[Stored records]
------------------------------------------------

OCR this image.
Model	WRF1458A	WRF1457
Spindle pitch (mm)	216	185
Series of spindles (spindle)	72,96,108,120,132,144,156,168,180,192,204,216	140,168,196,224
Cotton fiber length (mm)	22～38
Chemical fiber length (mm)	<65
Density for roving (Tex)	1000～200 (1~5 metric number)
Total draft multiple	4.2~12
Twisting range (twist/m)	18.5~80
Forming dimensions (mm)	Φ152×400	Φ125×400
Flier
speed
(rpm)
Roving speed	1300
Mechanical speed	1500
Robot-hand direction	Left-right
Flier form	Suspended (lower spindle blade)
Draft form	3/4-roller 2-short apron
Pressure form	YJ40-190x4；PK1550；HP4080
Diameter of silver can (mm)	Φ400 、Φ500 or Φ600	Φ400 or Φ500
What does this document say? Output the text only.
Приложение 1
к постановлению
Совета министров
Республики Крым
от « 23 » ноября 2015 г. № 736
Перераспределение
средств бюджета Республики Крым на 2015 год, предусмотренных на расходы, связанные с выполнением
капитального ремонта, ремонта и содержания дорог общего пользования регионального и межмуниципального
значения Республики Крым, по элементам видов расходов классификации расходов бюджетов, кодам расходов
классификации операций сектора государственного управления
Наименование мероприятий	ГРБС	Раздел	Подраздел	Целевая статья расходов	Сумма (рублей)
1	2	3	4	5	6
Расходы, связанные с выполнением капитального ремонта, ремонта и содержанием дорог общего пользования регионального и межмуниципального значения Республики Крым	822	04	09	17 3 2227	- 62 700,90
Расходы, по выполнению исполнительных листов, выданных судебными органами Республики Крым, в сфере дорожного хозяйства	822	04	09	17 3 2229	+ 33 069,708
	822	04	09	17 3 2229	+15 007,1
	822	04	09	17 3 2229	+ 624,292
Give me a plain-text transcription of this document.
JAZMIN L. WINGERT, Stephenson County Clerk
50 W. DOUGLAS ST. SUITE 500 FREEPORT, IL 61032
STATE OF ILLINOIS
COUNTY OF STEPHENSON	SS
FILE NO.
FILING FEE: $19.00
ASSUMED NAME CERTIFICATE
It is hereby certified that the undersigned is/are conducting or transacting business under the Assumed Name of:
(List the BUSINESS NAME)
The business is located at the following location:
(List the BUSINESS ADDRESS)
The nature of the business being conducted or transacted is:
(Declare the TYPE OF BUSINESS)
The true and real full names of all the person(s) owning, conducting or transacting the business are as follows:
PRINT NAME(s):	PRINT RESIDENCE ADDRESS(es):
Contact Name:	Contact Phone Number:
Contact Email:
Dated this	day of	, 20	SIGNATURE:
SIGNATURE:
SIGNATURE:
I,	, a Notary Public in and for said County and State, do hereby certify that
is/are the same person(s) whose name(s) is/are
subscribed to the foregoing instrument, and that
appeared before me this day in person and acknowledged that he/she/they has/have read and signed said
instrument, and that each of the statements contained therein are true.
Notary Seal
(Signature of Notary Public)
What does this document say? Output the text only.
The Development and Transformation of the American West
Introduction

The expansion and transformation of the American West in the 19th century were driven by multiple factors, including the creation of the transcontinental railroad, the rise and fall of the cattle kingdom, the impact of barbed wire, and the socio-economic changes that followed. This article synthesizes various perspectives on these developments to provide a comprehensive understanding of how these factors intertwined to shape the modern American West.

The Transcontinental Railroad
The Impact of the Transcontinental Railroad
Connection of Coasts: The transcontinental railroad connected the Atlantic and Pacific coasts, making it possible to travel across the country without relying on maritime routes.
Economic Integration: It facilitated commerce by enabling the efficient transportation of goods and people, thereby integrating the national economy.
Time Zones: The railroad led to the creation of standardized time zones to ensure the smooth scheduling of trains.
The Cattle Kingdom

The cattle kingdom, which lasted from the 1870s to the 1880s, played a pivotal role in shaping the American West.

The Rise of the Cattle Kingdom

------------------------------------------------

Please quote the data above in full, with no line missing.

Full response:
OCR this image.
Model	WRF1458A	WRF1457
Spindle pitch (mm)	216	185
Series of spindles (spindle)	72,96,108,120,132,144,156,168,180,192,204,216	140,168,196,224
Cotton fiber length (mm)	22～38
Chemical fiber length (mm)	<65
Density for roving (Tex)	1000～200 (1~5 metric number)
Total draft multiple	4.2~12
Twisting range (twist/m)	18.5~80
Forming dimensions (mm)	Φ152×400	Φ125×400
Flier
speed
(rpm)
Roving speed	1300
Mechanical speed	1500
Robot-hand direction	Left-right
Flier form	Suspended (lower spindle blade)
Draft form	3/4-roller 2-short apron
Pressure form	YJ40-190x4；PK1550；HP4080
Diameter of silver can (mm)	Φ400 、Φ500 or Φ600	Φ400 or Φ500
What does this document say? Output the text only.
Приложение 1
к постановлению
Совета министров
Республики Крым
от « 23 » ноября 2015 г. № 736
Перераспределение
средств бюджета Республики Крым на 2015 год, предусмотренных на расходы, связанные с выполнением
капитального ремонта, ремонта и содержания дорог общего пользования регионального и межмуниципального
значения Республики Крым, по элементам видов расходов классификации расходов бюджетов, кодам расходов
классификации операций сектора государственного управления
Наименование мероприятий	ГРБС	Раздел	Подраздел	Целевая статья расходов	Сумма (рублей)
1	2	3	4	5	6
Расходы, связанные с выполнением капитального ремонта, ремонта и содержанием дорог общего пользования регионального и межмуниципального значения Республики Крым	822	04	09	17 3 2227	- 62 700,90
Расходы, по выполнению исполнительных листов, выданных судебными органами Республики Крым, в сфере дорожного хозяйства	822	04	09	17 3 2229	+ 33 069,708
	822	04	09	17 3 2229	+15 007,1
	822	04	09	17 3 2229	+ 624,292
Give me a plain-text transcription of this document.
JAZMIN L. WINGERT, Stephenson County Clerk
50 W. DOUGLAS ST. SUITE 500 FREEPORT, IL 61032
STATE OF ILLINOIS
COUNTY OF STEPHENSON	SS
FILE NO.
FILING FEE: $19.00
ASSUMED NAME CERTIFICATE
It is hereby certified that the undersigned is/are conducting or transacting business under the Assumed Name of:
(List the BUSINESS NAME)
The business is located at the following location:
(List the BUSINESS ADDRESS)
The nature of the business being conducted or transacted is:
(Declare the TYPE OF BUSINESS)
The true and real full names of all the person(s) owning, conducting or transacting the business are as follows:
PRINT NAME(s):	PRINT RESIDENCE ADDRESS(es):
Contact Name:	Contact Phone Number:
Contact Email:
Dated this	day of	, 20	SIGNATURE:
SIGNATURE:
SIGNATURE:
I,	, a Notary Public in and for said County and State, do hereby certify that
is/are the same person(s) whose name(s) is/are
subscribed to the foregoing instrument, and that
appeared before me this day in person and acknowledged that he/she/they has/have read and signed said
instrument, and that each of the statements contained therein are true.
Notary Seal
(Signature of Notary Public)
What does this document say? Output the text only.
The Development and Transformation of the American West
Introduction

The expansion and transformation of the American West in the 19th century were driven by multiple factors, including the creation of the transcontinental railroad, the rise and fall of the cattle kingdom, the impact of barbed wire, and the socio-economic changes that followed. This article synthesizes various perspectives on these developments to provide a comprehensive understanding of how these factors intertwined to shape the modern American West.

The Transcontinental Railroad
The Impact of the Transcontinental Railroad
Connection of Coasts: The transcontinental railroad connected the Atlantic and Pacific coasts, making it possible to travel across the country without relying on maritime routes.
Economic Integration: It facilitated commerce by enabling the efficient transportation of goods and people, thereby integrating the national economy.
Time Zones: The railroad led to the creation of standardized time zones to ensure the smooth scheduling of trains.
The Cattle Kingdom

The cattle kingdom, which lasted from the 1870s to the 1880s, played a pivotal role in shaping the American West.

The Rise of the Cattle Kingdom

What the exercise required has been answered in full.